### [REQUIRED TASK 1]
Report every line of the records that contains the string "turn". Case counts.
== == ==
This is kind of a loaded question, since classes aren't symbols at this level.

Full function names appear to be preserved. C++ class functions get mangled? C++ namespaces also get mangled. This can be somewhat undone with nm --demangle .... It looks like there's a whole complicated set of sometimes-per-compiler mangling rules.

extern "C" and various _cdecl directives can control name mangling.

With C++ RTTI you can get a bunch of class/type information embedded into class vtables (I know some of these words) but this really only powers RTTI and doesn't support enumeration.

But, you can likely roll your own with a bit of code generation and then dlopen()?

Can a binary enumerate its own symbols?

There doesn't seem to be any standard support for symbol enumeration. It's obviously possible since nm does it, but there's no dllist(...) or similar.

At least on Linux, a binary can inspect libraries it has loaded with dl_iterate_phdr(), but this seems a few steps removed from symbol introspection.

Roll Your Own Introspection

A library can seemingly provide a symbol listing like this:

  • Have the library define a "libname_get_symbols()" function.
  • Have the application dlopen(...) the library, then dlsym(...) the function, then call it.

You need the symbol to be namespaced with libname so it doesn't collide with other libraries, and the application needs to know both "libname" and the path to the library. I also think a binary can't dlopen() itself?

An issue is that once you know the name of the class, you can't new it. So the library also needs to export a new_classname(...) symbol that just does something like:

extern "C" Animal *new_Zebra(void) {
  return new Zebra();

There's also a pattern called "Self-Registering Classes" where libraries just run code when loaded by referencing global symbols, but I think this is quite distasteful. This is somewhat less bad than it otherwise might be because of RTLD_LAZY, though.

This is also the API you get for error checking of dl*() functions:

char *dlerror(void);

It may be possible to automate generating the symbol listing in the general case with gcc -fdump-lang-class or similar.

How can PHP be built statically? How hard is this?

At least on macOS, this is trivial:

./configure --enable-static --enable-cli --disable-all

PHP even has an "embed" SAPI which just emits a library with no main():

./configure --enable-static --enable-embed=static --disable-all

It's then trivial to provide a main() and link it statically. This produces a ~5MB binary with only required dynamic dependencies:

$ otool -L embed.a
	/usr/lib/libresolv.9.dylib (compatibility version 1.0.0, current version 1.0.0)
	/usr/lib/libSystem.B.dylib (compatibility version 1.0.0, current version 1311.0.0)

This binary doesn't have any extensions -- particularly, cURL -- but it's trivial to make it invoke arcanist.php from source.

I find this very intriguing.

Phabricator would benefit from having access certain services (full-text search, full-codebase search, repository graph storage) that very likely aren't practical to write in PHP

Is the purpose of implementing introspection of libraries to allow for building native components that would get picked up and auto-loaded by arcanist?

Is the purpose of implementing introspection of libraries to allow for building native components that would get picked up and auto-loaded by arcanist?

It might enable this, but it's hard for me to think of an Arcanist component that would really benefit from being native (outside of a handful of very narrow blocks of code in T2312).
== == ==
### [REQUIRED TASK 2]
Go on with the passage about library symbol introspection and static PHP builds, picking up after its final sentence.

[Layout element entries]
== == ==
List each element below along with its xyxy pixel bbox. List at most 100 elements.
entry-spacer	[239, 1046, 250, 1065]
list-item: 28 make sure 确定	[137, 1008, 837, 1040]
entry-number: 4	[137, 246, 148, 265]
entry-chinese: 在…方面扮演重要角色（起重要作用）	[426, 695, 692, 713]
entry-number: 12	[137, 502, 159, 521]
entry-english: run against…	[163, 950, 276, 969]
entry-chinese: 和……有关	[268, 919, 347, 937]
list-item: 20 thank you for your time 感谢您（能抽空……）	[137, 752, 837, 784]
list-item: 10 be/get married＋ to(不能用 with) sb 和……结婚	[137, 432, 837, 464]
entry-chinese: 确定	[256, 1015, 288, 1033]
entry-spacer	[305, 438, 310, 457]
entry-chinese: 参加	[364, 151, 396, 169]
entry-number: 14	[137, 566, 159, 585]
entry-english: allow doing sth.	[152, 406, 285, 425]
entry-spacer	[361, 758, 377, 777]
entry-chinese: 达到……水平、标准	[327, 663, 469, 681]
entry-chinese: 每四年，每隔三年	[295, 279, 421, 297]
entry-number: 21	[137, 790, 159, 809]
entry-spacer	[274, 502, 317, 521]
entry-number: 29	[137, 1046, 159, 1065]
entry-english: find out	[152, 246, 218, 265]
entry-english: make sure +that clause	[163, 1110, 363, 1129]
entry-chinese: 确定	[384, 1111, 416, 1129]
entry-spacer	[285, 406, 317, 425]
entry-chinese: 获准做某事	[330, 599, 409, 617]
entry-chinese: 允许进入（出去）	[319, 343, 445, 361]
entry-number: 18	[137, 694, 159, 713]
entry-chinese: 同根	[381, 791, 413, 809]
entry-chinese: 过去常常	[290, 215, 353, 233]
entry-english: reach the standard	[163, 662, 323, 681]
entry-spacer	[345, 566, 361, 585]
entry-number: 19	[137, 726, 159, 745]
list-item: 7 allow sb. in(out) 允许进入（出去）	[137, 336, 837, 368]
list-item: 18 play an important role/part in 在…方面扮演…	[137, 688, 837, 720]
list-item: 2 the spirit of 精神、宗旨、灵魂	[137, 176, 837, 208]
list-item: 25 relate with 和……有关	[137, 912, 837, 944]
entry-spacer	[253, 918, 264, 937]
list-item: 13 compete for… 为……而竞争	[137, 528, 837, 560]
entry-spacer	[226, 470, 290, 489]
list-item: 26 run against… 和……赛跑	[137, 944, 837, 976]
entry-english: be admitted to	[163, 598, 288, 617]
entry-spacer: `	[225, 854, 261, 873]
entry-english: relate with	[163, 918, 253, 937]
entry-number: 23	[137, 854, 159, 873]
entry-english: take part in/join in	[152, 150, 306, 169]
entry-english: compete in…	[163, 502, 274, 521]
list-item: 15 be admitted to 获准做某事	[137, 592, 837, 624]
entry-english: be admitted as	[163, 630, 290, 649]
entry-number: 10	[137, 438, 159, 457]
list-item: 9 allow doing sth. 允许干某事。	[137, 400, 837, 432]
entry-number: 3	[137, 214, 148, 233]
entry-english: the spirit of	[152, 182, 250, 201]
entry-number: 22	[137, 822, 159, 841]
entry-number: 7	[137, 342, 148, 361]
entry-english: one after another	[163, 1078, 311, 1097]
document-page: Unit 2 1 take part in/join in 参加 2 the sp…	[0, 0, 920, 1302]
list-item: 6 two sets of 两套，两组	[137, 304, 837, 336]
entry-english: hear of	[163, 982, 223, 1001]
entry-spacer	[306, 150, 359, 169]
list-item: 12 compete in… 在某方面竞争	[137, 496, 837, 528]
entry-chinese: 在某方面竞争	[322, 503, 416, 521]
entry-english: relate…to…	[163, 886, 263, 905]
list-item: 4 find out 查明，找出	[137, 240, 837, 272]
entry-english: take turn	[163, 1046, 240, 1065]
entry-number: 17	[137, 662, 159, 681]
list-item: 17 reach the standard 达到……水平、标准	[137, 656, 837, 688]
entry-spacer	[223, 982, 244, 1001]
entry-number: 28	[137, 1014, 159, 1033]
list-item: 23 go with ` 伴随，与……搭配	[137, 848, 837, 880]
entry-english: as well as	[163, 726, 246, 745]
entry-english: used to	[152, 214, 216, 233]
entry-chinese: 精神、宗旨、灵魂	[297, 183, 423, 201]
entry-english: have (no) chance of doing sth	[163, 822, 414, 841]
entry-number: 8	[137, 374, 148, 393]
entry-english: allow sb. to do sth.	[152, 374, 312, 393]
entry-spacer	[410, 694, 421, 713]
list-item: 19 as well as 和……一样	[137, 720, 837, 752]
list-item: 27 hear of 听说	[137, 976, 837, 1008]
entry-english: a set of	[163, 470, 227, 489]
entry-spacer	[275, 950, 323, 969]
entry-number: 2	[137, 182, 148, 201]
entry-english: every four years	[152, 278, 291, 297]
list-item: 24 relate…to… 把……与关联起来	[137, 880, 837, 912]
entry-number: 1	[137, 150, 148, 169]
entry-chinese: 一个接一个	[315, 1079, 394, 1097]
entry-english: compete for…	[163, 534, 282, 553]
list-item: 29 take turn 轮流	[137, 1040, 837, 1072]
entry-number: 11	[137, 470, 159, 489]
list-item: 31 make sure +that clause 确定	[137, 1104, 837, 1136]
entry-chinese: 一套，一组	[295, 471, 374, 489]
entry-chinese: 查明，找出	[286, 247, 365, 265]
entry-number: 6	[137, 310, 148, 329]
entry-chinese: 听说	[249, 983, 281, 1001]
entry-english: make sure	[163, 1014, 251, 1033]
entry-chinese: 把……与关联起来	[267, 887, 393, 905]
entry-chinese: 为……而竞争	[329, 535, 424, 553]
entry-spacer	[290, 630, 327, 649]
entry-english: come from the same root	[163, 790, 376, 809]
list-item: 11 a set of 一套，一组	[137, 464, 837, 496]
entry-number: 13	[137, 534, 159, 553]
== == ==
### [OUTPUT 1]
entry-english: take turn	[163, 1046, 240, 1065]
list-item: 29 take turn 轮流	[137, 1040, 837, 1072]

### [OUTPUT 2]
The specific root problem I'm solving ("robot that has blinking lights") is that I want a coffee maker that automatically refills the water reservoir near the room I use as an office. (I have a few other similar problems I'd like to solve, but they're all approximately in this vein.)

I started solving this problem by building a 21' x 8' deck in my garage. The floor falls about ~11" over 21 feet, which made it impossible and/or unsafe to use as a workspace, since things would roll/slide away (or one end needed to be lifted way up on blocks). The front of the deck frame is ~11" high and the back is flush with the floor:

66226204266__9237AE74-4AEB-45CF-BC35-AD5EBA259AF3.jpeg (1×768 px, 119 KB)

Technically, my garage already had a deck in it: some previous owner had built a deck to (according to the realtor) allow an antique car with very low ground clearance to open its doors over a sort of curb on one side of the garage (not visible in the photo). This already-existing deck mostly made the levelness problem worse, since it started with a relatively steeper ramp than the underlying floor slope (and no part of it was level). So I removed this deck, then replaced it with a substantially similar deck with a slightly different shape.

The resulting surface isn't perfectly level, but it's about as good as any other floor or wall in the house and things don't roll or slide off it.

The frame is redwood, in the hopes of improving moisture resistance. Redwood is much more expensive than pressure-treated wood, but it was impossible to legally dispose of pressure-treated lumber in California for approximately 9 months during 2021 and redwood smells nice.

I put underlayment, OSB subfloor, and vinyl tile on top of the frame and then built carts for my table saw, drill press, and miter saw. I was able to squeeze in a jointer and planer (I'd been milling lumber on the table saw before). I ran a bunch of 2.5" ductwork on the ceiling for dust collection and ended up with a minimal-but-adequate setup where I can safely process 8' boards with infeed or outfeed support. I have to move things around a little bit between operations, but the whole thing isn't excessively annoying or dangerous or unbearably difficult to clean up:

67243942457__DA576CC8-D560-4CA7-AFC1-DB6452349F04 2.jpeg (800×600 px, 123 KB)

Now that I could run all the machines, I built a simple vanity to create some counter space (and storage space) in the bathroom. The old vanity was an all-porcelain pedestal-style vanity with an overhang that I ripped out after our 2-year-old, who I guess was maybe 1.5 at the time, stood up into another one and hurt himself pretty convincingly:

IMG_1041.jpeg (768×1 px, 143 KB)

vanity.jpg (768×1 px, 122 KB)

I also made the little tray on the right to hold the coffee.

I have a float sensor in the reservoir and a 1/4in filtered water line running into it right now, with an RO filter under the sink:

IMG_1119.jpeg (1×768 px, 100 KB)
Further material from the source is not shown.